Instructions for the task
Retype each line exactly. Skip images.

Data excerpts:
▶

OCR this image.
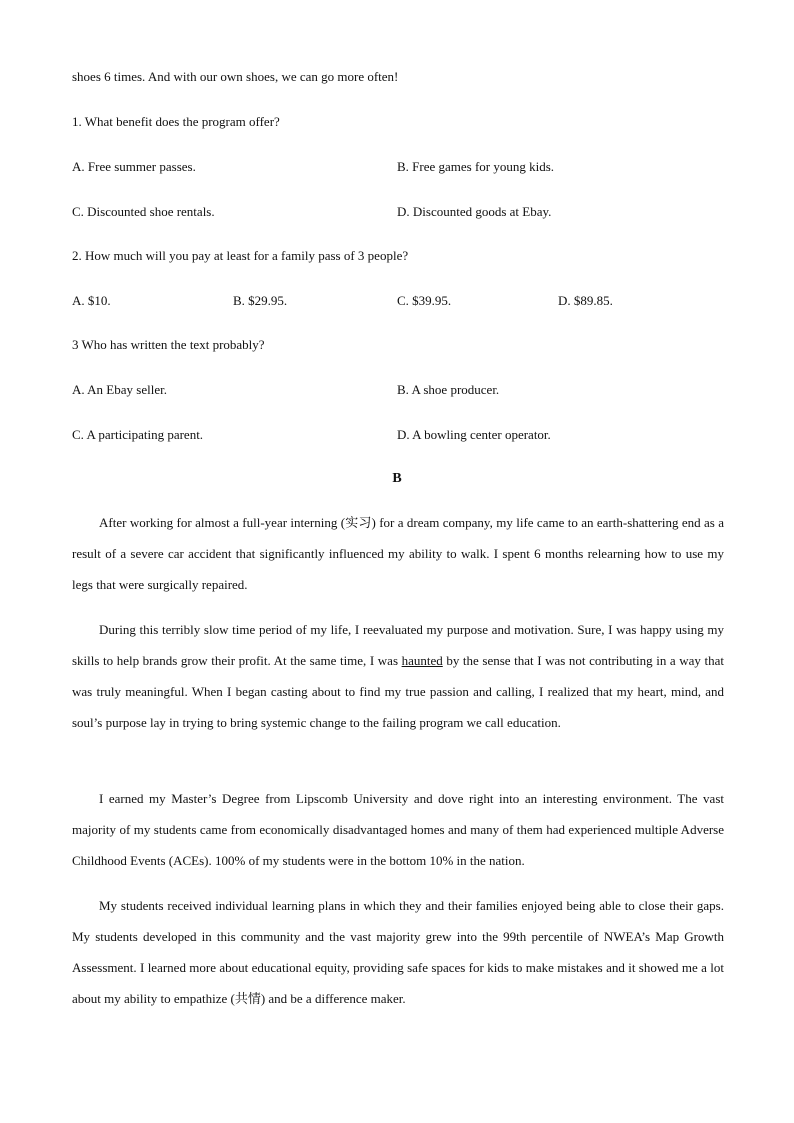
shoes 6 times. And with our own shoes, we can go more often!
1. What benefit does the program offer?
A. Free summer passes.	B. Free games for young kids.
C. Discounted shoe rentals.	D. Discounted goods at Ebay.
2. How much will you pay at least for a family pass of 3 people?
A. $10.	B. $29.95.	C. $39.95.	D. $89.85.
3 Who has written the text probably?
A. An Ebay seller.	B. A shoe producer.
C. A participating parent.	D. A bowling center operator.
B
After working for almost a full-year interning (实习) for a dream company, my life came to an earth-shattering end as a result of a severe car accident that significantly influenced my ability to walk. I spent 6 months relearning how to use my legs that were surgically repaired.
During this terribly slow time period of my life, I reevaluated my purpose and motivation. Sure, I was happy using my skills to help brands grow their profit. At the same time, I was haunted by the sense that I was not contributing in a way that was truly meaningful. When I began casting about to find my true passion and calling, I realized that my heart, mind, and soul’s purpose lay in trying to bring systemic change to the failing program we call education.
I earned my Master’s Degree from Lipscomb University and dove right into an interesting environment. The vast majority of my students came from economically disadvantaged homes and many of them had experienced multiple Adverse Childhood Events (ACEs). 100% of my students were in the bottom 10% in the nation.
My students received individual learning plans in which they and their families enjoyed being able to close their gaps. My students developed in this community and the vast majority grew into the 99th percentile of NWEA’s Map Growth Assessment. I learned more about educational equity, providing safe spaces for kids to make mistakes and it showed me a lot about my ability to empathize (共情) and be a difference maker.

◀

Solution to this exercise
OCR this image.
shoes 6 times. And with our own shoes, we can go more often!
1. What benefit does the program offer?
A. Free summer passes.	B. Free games for young kids.
C. Discounted shoe rentals.	D. Discounted goods at Ebay.
2. How much will you pay at least for a family pass of 3 people?
A. $10.	B. $29.95.	C. $39.95.	D. $89.85.
3 Who has written the text probably?
A. An Ebay seller.	B. A shoe producer.
C. A participating parent.	D. A bowling center operator.
B
After working for almost a full-year interning (实习) for a dream company, my life came to an earth-shattering end as a result of a severe car accident that significantly influenced my ability to walk. I spent 6 months relearning how to use my legs that were surgically repaired.
During this terribly slow time period of my life, I reevaluated my purpose and motivation. Sure, I was happy using my skills to help brands grow their profit. At the same time, I was haunted by the sense that I was not contributing in a way that was truly meaningful. When I began casting about to find my true passion and calling, I realized that my heart, mind, and soul’s purpose lay in trying to bring systemic change to the failing program we call education.
I earned my Master’s Degree from Lipscomb University and dove right into an interesting environment. The vast majority of my students came from economically disadvantaged homes and many of them had experienced multiple Adverse Childhood Events (ACEs). 100% of my students were in the bottom 10% in the nation.
My students received individual learning plans in which they and their families enjoyed being able to close their gaps. My students developed in this community and the vast majority grew into the 99th percentile of NWEA’s Map Growth Assessment. I learned more about educational equity, providing safe spaces for kids to make mistakes and it showed me a lot about my ability to empathize (共情) and be a difference maker.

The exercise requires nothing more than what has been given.